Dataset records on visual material
>> BEGIN
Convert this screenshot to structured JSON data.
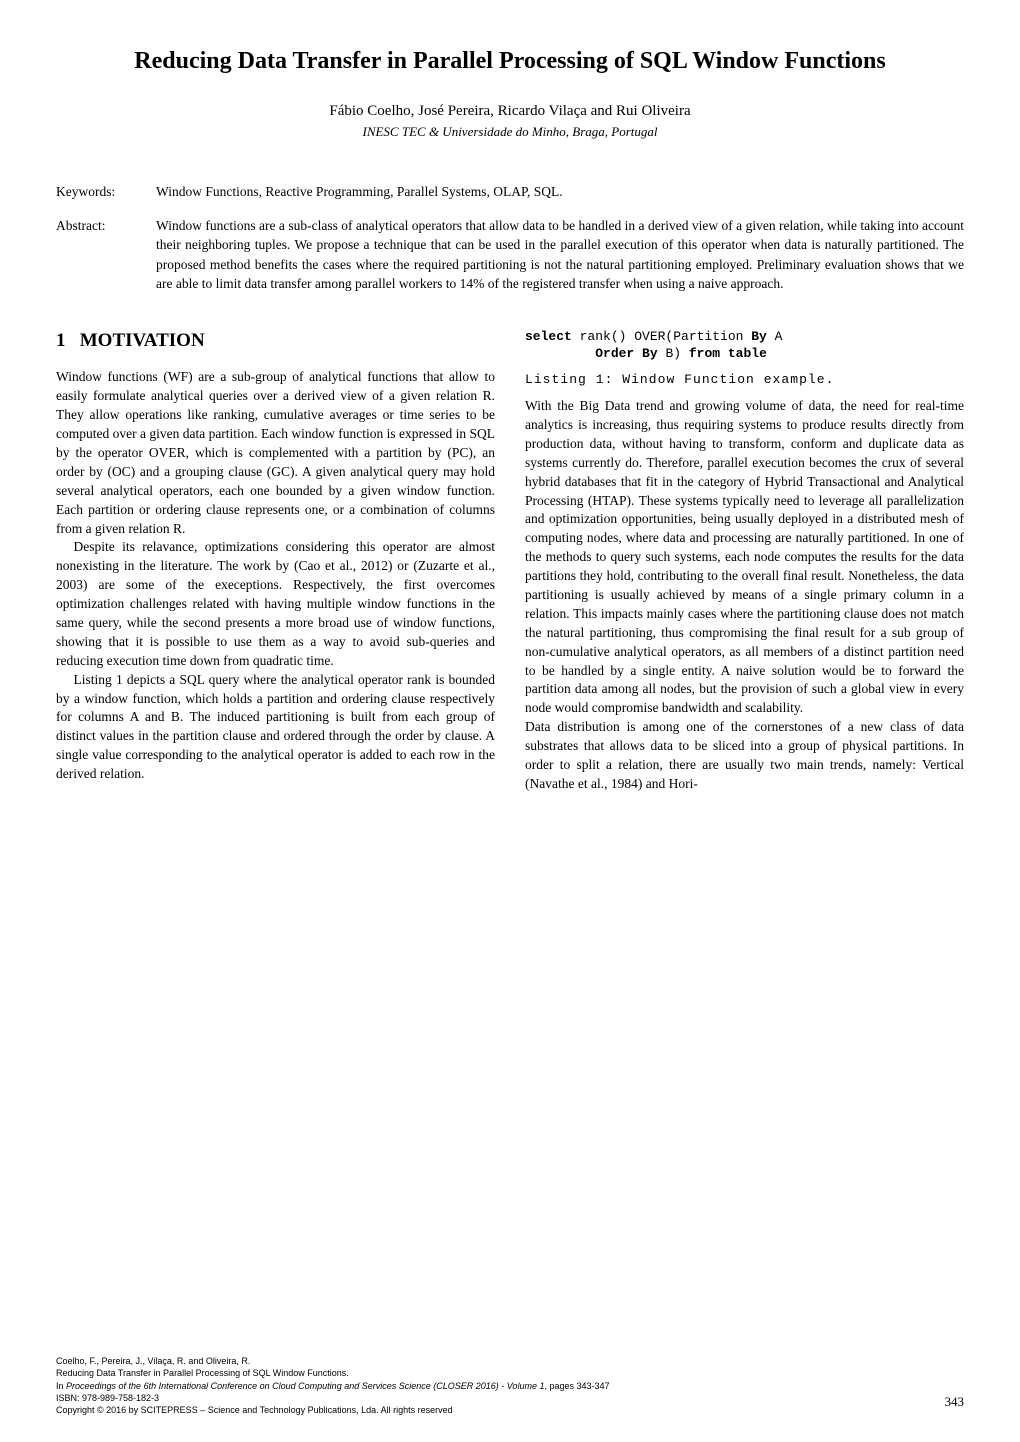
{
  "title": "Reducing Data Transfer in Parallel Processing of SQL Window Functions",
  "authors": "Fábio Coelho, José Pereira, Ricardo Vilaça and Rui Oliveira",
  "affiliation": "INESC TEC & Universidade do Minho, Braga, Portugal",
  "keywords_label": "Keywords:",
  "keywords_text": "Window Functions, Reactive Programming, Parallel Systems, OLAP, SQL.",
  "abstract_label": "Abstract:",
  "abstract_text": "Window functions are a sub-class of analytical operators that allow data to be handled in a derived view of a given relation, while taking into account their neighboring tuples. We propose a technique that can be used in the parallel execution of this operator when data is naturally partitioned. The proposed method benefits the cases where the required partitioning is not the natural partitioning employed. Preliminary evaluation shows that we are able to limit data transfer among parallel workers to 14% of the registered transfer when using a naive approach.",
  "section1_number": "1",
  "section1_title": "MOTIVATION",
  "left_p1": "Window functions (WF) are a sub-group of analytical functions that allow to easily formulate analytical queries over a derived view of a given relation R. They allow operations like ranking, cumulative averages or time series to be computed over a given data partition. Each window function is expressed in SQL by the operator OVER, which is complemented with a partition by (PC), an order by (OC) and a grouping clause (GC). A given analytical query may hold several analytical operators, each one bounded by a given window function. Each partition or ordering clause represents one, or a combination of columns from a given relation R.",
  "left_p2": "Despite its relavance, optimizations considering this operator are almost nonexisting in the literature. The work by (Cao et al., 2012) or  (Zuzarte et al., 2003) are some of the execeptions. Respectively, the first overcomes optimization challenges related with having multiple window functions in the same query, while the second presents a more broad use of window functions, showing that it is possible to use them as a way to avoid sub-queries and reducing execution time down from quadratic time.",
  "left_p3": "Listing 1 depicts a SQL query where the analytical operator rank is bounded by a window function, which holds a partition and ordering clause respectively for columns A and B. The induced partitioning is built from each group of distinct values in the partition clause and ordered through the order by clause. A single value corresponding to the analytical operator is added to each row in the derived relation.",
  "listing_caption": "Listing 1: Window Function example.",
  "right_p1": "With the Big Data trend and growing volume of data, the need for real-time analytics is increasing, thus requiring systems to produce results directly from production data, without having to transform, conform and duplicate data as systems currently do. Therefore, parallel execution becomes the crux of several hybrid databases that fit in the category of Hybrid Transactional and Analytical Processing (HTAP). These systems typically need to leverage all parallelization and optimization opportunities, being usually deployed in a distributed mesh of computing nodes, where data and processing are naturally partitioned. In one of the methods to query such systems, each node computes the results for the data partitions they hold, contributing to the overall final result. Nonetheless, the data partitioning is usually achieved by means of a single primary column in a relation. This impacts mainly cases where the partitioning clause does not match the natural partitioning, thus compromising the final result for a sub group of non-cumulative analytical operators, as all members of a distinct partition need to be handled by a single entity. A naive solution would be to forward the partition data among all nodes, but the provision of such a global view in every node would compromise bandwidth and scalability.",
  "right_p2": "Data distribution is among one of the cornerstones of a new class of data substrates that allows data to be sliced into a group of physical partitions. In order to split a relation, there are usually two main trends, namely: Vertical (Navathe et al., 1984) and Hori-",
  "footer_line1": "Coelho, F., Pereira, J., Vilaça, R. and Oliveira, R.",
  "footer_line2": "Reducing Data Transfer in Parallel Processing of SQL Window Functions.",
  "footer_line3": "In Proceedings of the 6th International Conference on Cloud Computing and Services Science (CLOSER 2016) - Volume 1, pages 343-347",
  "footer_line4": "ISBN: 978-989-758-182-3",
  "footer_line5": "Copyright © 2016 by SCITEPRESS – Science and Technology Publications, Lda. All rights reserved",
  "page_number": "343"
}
>> END
** TO DO **
Copy every line of the data word for word, omitting the images.

** RESULT **
Convert this screenshot to structured JSON data.
{
  "title": "Reducing Data Transfer in Parallel Processing of SQL Window Functions",
  "authors": "Fábio Coelho, José Pereira, Ricardo Vilaça and Rui Oliveira",
  "affiliation": "INESC TEC & Universidade do Minho, Braga, Portugal",
  "keywords_label": "Keywords:",
  "keywords_text": "Window Functions, Reactive Programming, Parallel Systems, OLAP, SQL.",
  "abstract_label": "Abstract:",
  "abstract_text": "Window functions are a sub-class of analytical operators that allow data to be handled in a derived view of a given relation, while taking into account their neighboring tuples. We propose a technique that can be used in the parallel execution of this operator when data is naturally partitioned. The proposed method benefits the cases where the required partitioning is not the natural partitioning employed. Preliminary evaluation shows that we are able to limit data transfer among parallel workers to 14% of the registered transfer when using a naive approach.",
  "section1_number": "1",
  "section1_title": "MOTIVATION",
  "left_p1": "Window functions (WF) are a sub-group of analytical functions that allow to easily formulate analytical queries over a derived view of a given relation R. They allow operations like ranking, cumulative averages or time series to be computed over a given data partition. Each window function is expressed in SQL by the operator OVER, which is complemented with a partition by (PC), an order by (OC) and a grouping clause (GC). A given analytical query may hold several analytical operators, each one bounded by a given window function. Each partition or ordering clause represents one, or a combination of columns from a given relation R.",
  "left_p2": "Despite its relavance, optimizations considering this operator are almost nonexisting in the literature. The work by (Cao et al., 2012) or  (Zuzarte et al., 2003) are some of the execeptions. Respectively, the first overcomes optimization challenges related with having multiple window functions in the same query, while the second presents a more broad use of window functions, showing that it is possible to use them as a way to avoid sub-queries and reducing execution time down from quadratic time.",
  "left_p3": "Listing 1 depicts a SQL query where the analytical operator rank is bounded by a window function, which holds a partition and ordering clause respectively for columns A and B. The induced partitioning is built from each group of distinct values in the partition clause and ordered through the order by clause. A single value corresponding to the analytical operator is added to each row in the derived relation.",
  "listing_caption": "Listing 1: Window Function example.",
  "right_p1": "With the Big Data trend and growing volume of data, the need for real-time analytics is increasing, thus requiring systems to produce results directly from production data, without having to transform, conform and duplicate data as systems currently do. Therefore, parallel execution becomes the crux of several hybrid databases that fit in the category of Hybrid Transactional and Analytical Processing (HTAP). These systems typically need to leverage all parallelization and optimization opportunities, being usually deployed in a distributed mesh of computing nodes, where data and processing are naturally partitioned. In one of the methods to query such systems, each node computes the results for the data partitions they hold, contributing to the overall final result. Nonetheless, the data partitioning is usually achieved by means of a single primary column in a relation. This impacts mainly cases where the partitioning clause does not match the natural partitioning, thus compromising the final result for a sub group of non-cumulative analytical operators, as all members of a distinct partition need to be handled by a single entity. A naive solution would be to forward the partition data among all nodes, but the provision of such a global view in every node would compromise bandwidth and scalability.",
  "right_p2": "Data distribution is among one of the cornerstones of a new class of data substrates that allows data to be sliced into a group of physical partitions. In order to split a relation, there are usually two main trends, namely: Vertical (Navathe et al., 1984) and Hori-",
  "footer_line1": "Coelho, F., Pereira, J., Vilaça, R. and Oliveira, R.",
  "footer_line2": "Reducing Data Transfer in Parallel Processing of SQL Window Functions.",
  "footer_line3": "In Proceedings of the 6th International Conference on Cloud Computing and Services Science (CLOSER 2016) - Volume 1, pages 343-347",
  "footer_line4": "ISBN: 978-989-758-182-3",
  "footer_line5": "Copyright © 2016 by SCITEPRESS – Science and Technology Publications, Lda. All rights reserved",
  "page_number": "343"
}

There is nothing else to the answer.